===== THE INPUT =====
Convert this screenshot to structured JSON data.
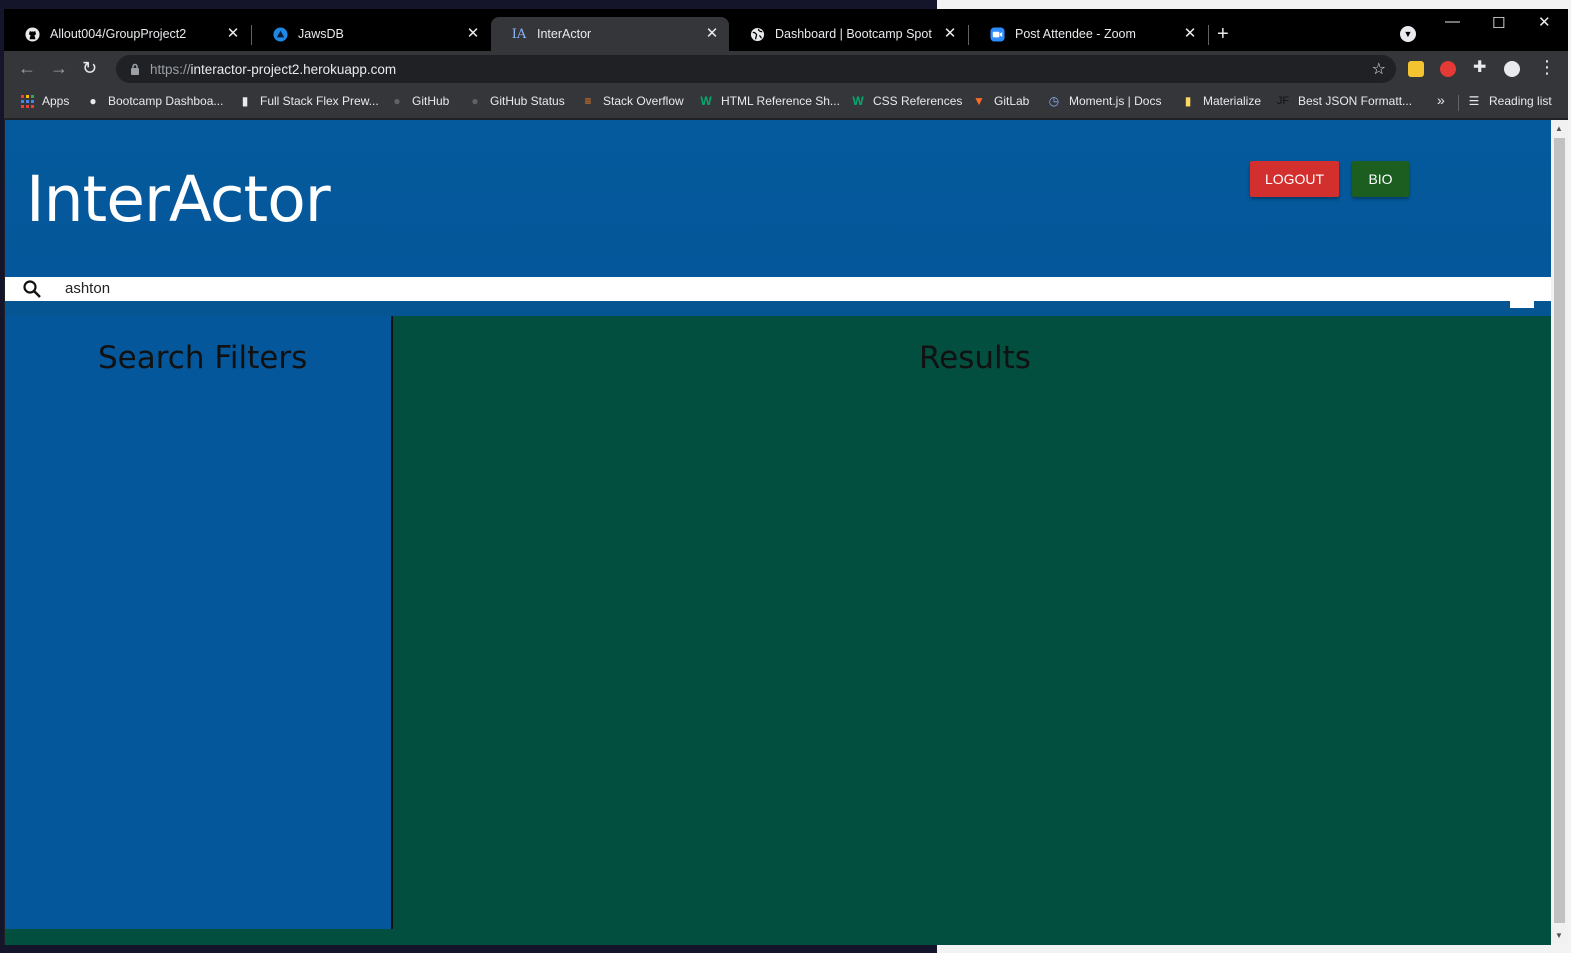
{
  "browser": {
    "tabs": [
      {
        "title": "Allout004/GroupProject2",
        "icon": "github-icon"
      },
      {
        "title": "JawsDB",
        "icon": "jawsdb-icon"
      },
      {
        "title": "InterActor",
        "icon": "interactor-icon",
        "active": true
      },
      {
        "title": "Dashboard | Bootcamp Spot",
        "icon": "globe-icon"
      },
      {
        "title": "Post Attendee - Zoom",
        "icon": "zoom-icon"
      }
    ],
    "new_tab_label": "+",
    "url_scheme": "https://",
    "url_host": "interactor-project2.herokuapp.com",
    "bookmarks": [
      {
        "label": "Apps",
        "icon": "apps-grid-icon"
      },
      {
        "label": "Bootcamp Dashboa...",
        "icon": "globe-icon"
      },
      {
        "label": "Full Stack Flex Prew...",
        "icon": "book-icon"
      },
      {
        "label": "GitHub",
        "icon": "github-icon"
      },
      {
        "label": "GitHub Status",
        "icon": "github-icon"
      },
      {
        "label": "Stack Overflow",
        "icon": "stackoverflow-icon"
      },
      {
        "label": "HTML Reference Sh...",
        "icon": "w-icon"
      },
      {
        "label": "CSS References",
        "icon": "w-icon"
      },
      {
        "label": "GitLab",
        "icon": "gitlab-icon"
      },
      {
        "label": "Moment.js | Docs",
        "icon": "clock-icon"
      },
      {
        "label": "Materialize",
        "icon": "folder-icon"
      },
      {
        "label": "Best JSON Formatt...",
        "icon": "jf-icon"
      }
    ],
    "more_bookmarks": "»",
    "reading_list": "Reading list"
  },
  "page": {
    "brand": "InterActor",
    "logout_label": "LOGOUT",
    "bio_label": "BIO",
    "search_value": "ashton",
    "filters_title": "Search Filters",
    "results_title": "Results"
  },
  "colors": {
    "header_blue": "#04579a",
    "results_green": "#024f3f",
    "logout_red": "#d32f2f",
    "bio_green": "#1b5e20"
  }
}
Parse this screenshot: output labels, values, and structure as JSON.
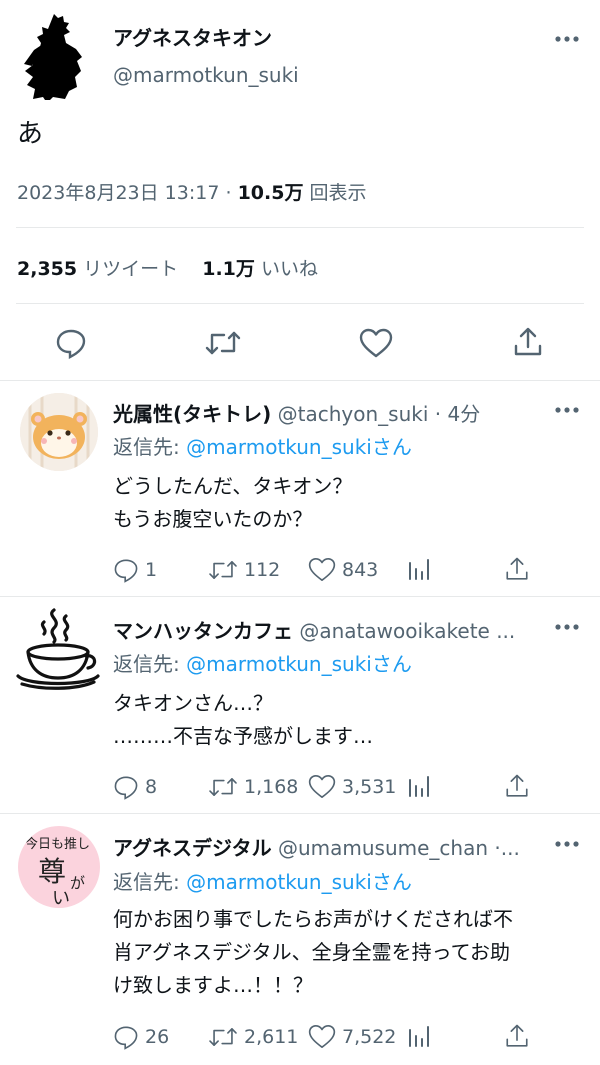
{
  "main_tweet": {
    "display_name": "アグネスタキオン",
    "handle": "@marmotkun_suki",
    "text": "あ",
    "timestamp": "2023年8月23日 13:17",
    "separator": "·",
    "views_count": "10.5万",
    "views_label": "回表示",
    "retweets_count": "2,355",
    "retweets_label": "リツイート",
    "likes_count": "1.1万",
    "likes_label": "いいね"
  },
  "replies": [
    {
      "display_name": "光属性(タキトレ)",
      "handle_time": "@tachyon_suki · 4分",
      "reply_to_prefix": "返信先:",
      "reply_to_handle": "@marmotkun_sukiさん",
      "lines": [
        "どうしたんだ、タキオン？",
        "もうお腹空いたのか？"
      ],
      "replies_count": "1",
      "retweets_count": "112",
      "likes_count": "843"
    },
    {
      "display_name": "マンハッタンカフェ",
      "handle_time": "@anatawooikakete ...",
      "reply_to_prefix": "返信先:",
      "reply_to_handle": "@marmotkun_sukiさん",
      "lines": [
        "タキオンさん…？",
        "………不吉な予感がします…"
      ],
      "replies_count": "8",
      "retweets_count": "1,168",
      "likes_count": "3,531"
    },
    {
      "display_name": "アグネスデジタル",
      "handle_time": "@umamusume_chan ·...",
      "reply_to_prefix": "返信先:",
      "reply_to_handle": "@marmotkun_sukiさん",
      "lines": [
        "何かお困り事でしたらお声がけくだされば不",
        "肖アグネスデジタル、全身全霊を持ってお助",
        "け致しますよ…！！？"
      ],
      "replies_count": "26",
      "retweets_count": "2,611",
      "likes_count": "7,522",
      "avatar_text": [
        "今日も推し",
        "尊",
        "が",
        "い"
      ]
    }
  ],
  "icons": {
    "more": "more-dots-icon",
    "reply": "reply-bubble-icon",
    "retweet": "retweet-icon",
    "like": "heart-icon",
    "share": "share-upload-icon",
    "analytics": "analytics-bars-icon"
  },
  "colors": {
    "text": "#0f1419",
    "secondary": "#536471",
    "link": "#1d9bf0",
    "divider": "#e7e9ea"
  }
}
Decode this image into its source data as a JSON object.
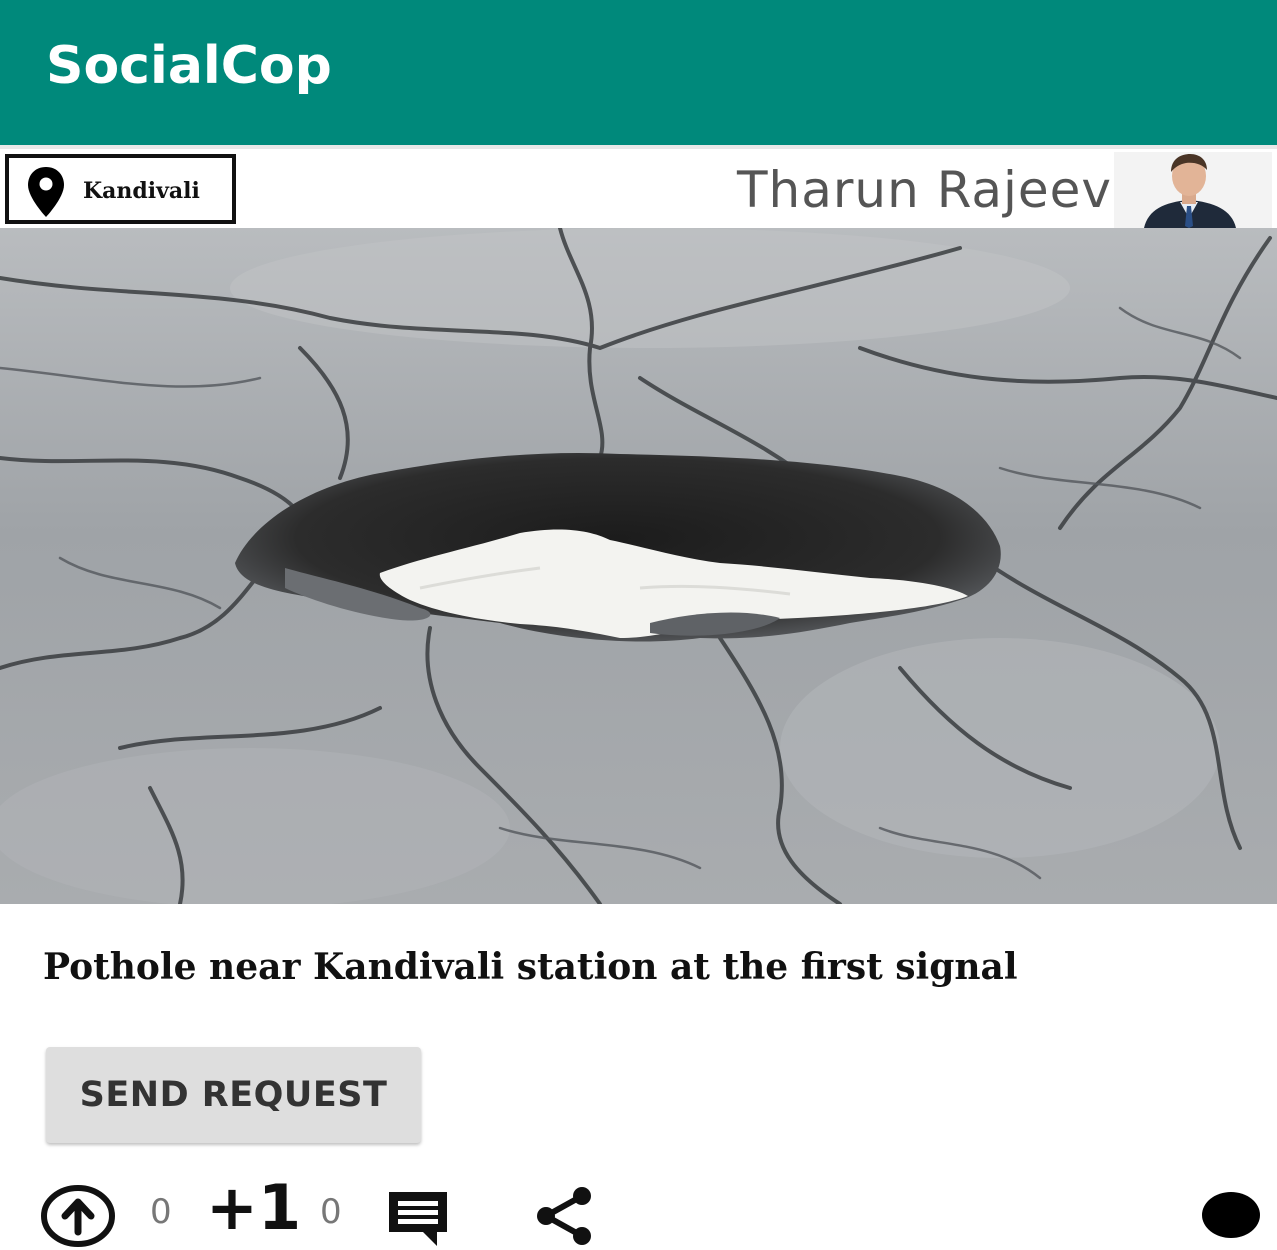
{
  "app": {
    "title": "SocialCop",
    "bar_color": "#00897b"
  },
  "post": {
    "location": "Kandivali",
    "location_icon": "map-pin-icon",
    "author_name": "Tharun Rajeev",
    "image_description_icon": "pothole-photo",
    "title": "Pothole near Kandivali station at the first signal",
    "send_request_label": "SEND REQUEST",
    "actions": {
      "upvote_icon": "arrow-up-circle-icon",
      "upvote_count": "0",
      "plus_one_label": "+1",
      "plus_one_count": "0",
      "comment_icon": "comment-icon",
      "share_icon": "share-icon"
    }
  }
}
=====
PROBLEM TO SOLVE – Output nothing but the lines from the line with "Decode this image" through the last line of the material above, please, word for word and without the pictures.

SOLUTION FOR THIS PROBLEM –
Decode this image into its source data as a JSON object.
{
  "app": {
    "title": "SocialCop",
    "bar_color": "#00897b"
  },
  "post": {
    "location": "Kandivali",
    "location_icon": "map-pin-icon",
    "author_name": "Tharun Rajeev",
    "image_description_icon": "pothole-photo",
    "title": "Pothole near Kandivali station at the first signal",
    "send_request_label": "SEND REQUEST",
    "actions": {
      "upvote_icon": "arrow-up-circle-icon",
      "upvote_count": "0",
      "plus_one_label": "+1",
      "plus_one_count": "0",
      "comment_icon": "comment-icon",
      "share_icon": "share-icon"
    }
  }
}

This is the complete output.